Objective:
Go through the records and extract every line with the word "name".

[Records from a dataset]
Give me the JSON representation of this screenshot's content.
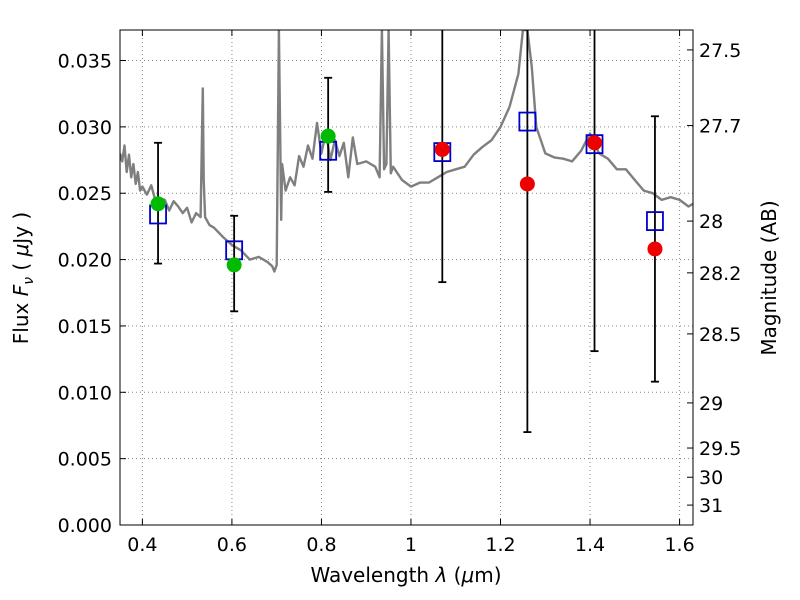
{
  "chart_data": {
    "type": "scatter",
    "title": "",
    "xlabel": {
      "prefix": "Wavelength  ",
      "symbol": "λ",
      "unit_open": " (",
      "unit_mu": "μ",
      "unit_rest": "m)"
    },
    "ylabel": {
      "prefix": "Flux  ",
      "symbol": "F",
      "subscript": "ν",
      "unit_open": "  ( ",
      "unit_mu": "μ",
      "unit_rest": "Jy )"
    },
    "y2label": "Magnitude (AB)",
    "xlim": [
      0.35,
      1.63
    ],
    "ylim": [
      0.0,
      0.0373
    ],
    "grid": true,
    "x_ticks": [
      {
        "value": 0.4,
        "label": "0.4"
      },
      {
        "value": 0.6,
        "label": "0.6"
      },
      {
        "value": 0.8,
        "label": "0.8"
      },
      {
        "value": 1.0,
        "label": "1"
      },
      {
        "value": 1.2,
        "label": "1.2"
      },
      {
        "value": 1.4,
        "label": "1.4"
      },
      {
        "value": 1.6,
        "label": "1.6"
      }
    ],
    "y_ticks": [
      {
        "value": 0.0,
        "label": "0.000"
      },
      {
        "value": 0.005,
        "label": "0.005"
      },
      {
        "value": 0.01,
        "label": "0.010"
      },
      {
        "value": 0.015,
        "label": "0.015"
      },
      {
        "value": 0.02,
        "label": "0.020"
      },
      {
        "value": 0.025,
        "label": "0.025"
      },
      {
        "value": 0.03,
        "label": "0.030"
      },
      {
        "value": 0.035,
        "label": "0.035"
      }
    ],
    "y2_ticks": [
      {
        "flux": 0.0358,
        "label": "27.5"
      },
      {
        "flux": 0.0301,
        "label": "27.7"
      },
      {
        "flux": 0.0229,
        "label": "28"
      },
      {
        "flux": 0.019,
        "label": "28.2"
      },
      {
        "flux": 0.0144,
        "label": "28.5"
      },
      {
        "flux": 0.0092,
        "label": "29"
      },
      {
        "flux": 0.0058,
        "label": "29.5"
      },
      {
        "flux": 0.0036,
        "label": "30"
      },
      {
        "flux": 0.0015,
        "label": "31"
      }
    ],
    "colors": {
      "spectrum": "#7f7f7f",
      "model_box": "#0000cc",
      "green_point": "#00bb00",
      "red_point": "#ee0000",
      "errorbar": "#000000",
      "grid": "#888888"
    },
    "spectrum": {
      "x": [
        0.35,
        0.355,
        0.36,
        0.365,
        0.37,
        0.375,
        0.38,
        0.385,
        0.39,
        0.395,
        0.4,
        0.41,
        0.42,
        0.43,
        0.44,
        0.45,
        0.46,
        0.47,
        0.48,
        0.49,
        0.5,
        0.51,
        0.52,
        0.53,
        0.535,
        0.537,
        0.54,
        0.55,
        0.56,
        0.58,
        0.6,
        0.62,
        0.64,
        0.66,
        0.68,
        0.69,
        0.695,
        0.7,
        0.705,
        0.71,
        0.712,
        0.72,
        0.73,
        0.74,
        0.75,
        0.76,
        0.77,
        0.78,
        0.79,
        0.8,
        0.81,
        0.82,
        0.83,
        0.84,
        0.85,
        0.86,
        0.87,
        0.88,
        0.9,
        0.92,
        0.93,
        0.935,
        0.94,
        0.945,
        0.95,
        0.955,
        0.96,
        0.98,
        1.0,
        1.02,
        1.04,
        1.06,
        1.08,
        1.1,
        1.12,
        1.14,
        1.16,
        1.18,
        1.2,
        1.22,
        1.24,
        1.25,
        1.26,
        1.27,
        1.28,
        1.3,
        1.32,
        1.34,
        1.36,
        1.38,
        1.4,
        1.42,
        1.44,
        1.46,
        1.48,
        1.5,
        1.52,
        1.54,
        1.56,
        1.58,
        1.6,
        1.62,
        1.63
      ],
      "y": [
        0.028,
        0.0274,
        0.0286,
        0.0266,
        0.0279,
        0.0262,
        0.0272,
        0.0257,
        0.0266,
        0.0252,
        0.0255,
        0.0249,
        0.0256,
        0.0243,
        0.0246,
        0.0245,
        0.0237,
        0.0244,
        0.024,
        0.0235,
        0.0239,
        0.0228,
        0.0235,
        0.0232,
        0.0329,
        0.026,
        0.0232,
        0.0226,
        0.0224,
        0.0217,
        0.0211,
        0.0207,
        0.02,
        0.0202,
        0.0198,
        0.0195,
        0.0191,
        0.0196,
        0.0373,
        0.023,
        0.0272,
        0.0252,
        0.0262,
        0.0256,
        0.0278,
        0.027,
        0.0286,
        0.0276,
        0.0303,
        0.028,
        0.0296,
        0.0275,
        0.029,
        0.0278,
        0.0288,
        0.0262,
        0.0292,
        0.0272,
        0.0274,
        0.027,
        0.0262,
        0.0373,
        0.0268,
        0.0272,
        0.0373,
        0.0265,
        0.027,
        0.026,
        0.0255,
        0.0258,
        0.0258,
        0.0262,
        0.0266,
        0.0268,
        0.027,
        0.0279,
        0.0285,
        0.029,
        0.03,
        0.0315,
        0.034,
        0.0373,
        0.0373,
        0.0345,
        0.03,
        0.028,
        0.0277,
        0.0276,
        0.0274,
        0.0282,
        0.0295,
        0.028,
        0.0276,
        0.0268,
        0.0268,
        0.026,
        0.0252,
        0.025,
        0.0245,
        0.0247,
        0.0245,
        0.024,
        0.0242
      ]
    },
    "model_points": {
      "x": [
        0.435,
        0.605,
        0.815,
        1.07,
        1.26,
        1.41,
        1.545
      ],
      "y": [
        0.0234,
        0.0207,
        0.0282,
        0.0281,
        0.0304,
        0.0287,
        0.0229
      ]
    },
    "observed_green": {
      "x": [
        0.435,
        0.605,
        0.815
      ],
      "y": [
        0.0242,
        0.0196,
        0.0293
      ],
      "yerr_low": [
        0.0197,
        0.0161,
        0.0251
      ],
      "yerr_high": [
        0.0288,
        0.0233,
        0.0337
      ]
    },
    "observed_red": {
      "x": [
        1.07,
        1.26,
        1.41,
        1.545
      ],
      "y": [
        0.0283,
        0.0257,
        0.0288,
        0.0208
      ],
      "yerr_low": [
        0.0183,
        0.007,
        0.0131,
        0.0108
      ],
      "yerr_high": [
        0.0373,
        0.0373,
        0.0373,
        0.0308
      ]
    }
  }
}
---
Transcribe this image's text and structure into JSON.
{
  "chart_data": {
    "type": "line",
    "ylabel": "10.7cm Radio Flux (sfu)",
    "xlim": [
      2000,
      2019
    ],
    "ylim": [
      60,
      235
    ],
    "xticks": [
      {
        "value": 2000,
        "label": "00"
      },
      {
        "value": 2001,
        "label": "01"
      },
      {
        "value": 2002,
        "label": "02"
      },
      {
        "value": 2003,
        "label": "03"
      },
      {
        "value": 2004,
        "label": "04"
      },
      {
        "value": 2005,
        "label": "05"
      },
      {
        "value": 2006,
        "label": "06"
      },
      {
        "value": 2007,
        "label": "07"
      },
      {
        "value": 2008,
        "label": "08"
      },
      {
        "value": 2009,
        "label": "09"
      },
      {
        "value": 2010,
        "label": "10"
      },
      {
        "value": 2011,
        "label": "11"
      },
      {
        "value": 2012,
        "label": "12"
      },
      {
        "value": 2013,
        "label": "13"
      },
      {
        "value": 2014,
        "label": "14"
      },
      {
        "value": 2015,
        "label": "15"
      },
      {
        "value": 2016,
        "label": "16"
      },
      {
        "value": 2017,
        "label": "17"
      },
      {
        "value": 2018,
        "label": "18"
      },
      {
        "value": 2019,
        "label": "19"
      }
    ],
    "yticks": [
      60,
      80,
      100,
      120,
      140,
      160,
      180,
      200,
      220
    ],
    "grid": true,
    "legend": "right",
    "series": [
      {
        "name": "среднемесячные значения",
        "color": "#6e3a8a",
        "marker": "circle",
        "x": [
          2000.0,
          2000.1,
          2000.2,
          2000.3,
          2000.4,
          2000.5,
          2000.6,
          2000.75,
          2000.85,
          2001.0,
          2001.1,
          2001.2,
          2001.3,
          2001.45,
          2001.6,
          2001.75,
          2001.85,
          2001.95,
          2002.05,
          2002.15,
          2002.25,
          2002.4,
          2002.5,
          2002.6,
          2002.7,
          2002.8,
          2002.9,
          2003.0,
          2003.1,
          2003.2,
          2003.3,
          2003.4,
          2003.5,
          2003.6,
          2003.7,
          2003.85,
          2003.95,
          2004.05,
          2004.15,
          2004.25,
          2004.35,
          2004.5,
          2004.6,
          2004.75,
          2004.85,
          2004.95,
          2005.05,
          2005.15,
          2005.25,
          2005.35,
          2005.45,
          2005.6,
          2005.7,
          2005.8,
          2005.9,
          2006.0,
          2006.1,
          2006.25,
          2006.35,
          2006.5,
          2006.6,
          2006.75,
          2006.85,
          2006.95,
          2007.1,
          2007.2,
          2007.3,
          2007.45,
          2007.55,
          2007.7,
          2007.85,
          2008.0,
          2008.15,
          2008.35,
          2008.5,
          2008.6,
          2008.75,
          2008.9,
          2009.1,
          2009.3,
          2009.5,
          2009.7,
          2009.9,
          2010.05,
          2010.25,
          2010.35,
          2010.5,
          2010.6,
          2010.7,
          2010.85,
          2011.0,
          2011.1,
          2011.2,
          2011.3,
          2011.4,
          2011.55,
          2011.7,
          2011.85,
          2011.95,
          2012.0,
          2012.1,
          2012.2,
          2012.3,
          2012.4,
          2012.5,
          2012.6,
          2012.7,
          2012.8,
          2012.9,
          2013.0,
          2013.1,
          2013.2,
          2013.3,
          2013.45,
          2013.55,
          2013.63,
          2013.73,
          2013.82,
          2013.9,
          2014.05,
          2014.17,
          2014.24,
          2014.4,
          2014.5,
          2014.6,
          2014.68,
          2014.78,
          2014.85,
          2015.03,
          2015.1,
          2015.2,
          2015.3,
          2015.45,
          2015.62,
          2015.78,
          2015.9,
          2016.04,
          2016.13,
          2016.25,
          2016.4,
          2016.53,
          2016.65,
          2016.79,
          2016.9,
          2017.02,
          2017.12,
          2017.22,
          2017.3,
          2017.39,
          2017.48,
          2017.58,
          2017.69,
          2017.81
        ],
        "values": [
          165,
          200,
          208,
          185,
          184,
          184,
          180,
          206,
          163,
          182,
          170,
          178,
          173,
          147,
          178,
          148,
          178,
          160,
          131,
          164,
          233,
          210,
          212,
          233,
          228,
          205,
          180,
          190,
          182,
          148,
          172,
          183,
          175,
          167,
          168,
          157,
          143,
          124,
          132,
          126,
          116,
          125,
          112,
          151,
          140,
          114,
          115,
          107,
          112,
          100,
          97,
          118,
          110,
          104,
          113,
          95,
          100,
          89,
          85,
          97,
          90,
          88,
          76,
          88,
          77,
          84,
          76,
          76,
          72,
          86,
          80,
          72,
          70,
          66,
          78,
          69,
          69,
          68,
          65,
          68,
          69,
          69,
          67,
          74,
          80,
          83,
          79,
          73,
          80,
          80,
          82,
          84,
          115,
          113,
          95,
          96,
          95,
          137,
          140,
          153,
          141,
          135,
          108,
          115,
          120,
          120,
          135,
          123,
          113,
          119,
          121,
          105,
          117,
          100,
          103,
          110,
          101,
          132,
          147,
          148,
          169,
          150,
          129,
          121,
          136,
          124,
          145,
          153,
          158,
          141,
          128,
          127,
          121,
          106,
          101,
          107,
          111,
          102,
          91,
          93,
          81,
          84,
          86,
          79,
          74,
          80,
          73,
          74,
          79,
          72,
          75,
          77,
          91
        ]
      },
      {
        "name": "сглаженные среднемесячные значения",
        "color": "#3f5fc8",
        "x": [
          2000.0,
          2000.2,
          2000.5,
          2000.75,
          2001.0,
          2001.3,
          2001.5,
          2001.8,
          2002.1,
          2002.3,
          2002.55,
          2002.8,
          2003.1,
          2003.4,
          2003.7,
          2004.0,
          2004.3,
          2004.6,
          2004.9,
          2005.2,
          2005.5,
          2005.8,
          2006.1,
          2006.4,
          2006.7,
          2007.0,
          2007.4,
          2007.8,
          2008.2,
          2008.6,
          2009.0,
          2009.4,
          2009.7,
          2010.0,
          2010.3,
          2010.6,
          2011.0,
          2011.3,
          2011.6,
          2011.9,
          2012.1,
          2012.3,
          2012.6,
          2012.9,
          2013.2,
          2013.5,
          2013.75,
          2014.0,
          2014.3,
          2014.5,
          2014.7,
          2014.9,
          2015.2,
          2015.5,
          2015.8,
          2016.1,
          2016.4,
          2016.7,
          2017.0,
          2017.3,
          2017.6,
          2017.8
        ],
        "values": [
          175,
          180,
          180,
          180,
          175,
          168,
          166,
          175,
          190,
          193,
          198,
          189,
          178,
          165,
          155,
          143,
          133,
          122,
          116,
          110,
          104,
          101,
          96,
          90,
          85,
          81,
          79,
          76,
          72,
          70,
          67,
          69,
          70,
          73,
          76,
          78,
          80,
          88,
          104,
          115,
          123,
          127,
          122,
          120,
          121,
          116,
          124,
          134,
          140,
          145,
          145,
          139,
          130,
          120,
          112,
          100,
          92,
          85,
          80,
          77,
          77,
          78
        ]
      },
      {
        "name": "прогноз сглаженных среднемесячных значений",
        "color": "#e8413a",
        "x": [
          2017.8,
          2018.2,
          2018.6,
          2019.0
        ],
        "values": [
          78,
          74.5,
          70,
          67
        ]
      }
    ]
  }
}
--
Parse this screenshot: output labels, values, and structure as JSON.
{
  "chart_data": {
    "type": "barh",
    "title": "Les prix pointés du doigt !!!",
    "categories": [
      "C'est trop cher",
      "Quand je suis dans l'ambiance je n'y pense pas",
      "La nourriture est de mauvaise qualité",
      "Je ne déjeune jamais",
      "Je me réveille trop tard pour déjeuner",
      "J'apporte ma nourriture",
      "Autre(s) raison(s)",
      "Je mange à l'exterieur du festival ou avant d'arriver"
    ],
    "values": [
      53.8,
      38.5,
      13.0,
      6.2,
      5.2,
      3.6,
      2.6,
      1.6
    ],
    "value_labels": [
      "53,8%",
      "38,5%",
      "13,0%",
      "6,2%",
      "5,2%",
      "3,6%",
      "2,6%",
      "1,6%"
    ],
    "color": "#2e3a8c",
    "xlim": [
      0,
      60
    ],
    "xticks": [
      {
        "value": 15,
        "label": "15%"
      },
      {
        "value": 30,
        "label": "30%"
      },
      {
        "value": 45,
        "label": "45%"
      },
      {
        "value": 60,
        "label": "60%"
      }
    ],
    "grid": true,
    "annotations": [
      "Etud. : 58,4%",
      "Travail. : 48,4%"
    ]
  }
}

Answer to this exercise:
        "name": "среднемесячные значения",
        "name": "сглаженные среднемесячные значения",
        "name": "прогноз сглаженных среднемесячных значений",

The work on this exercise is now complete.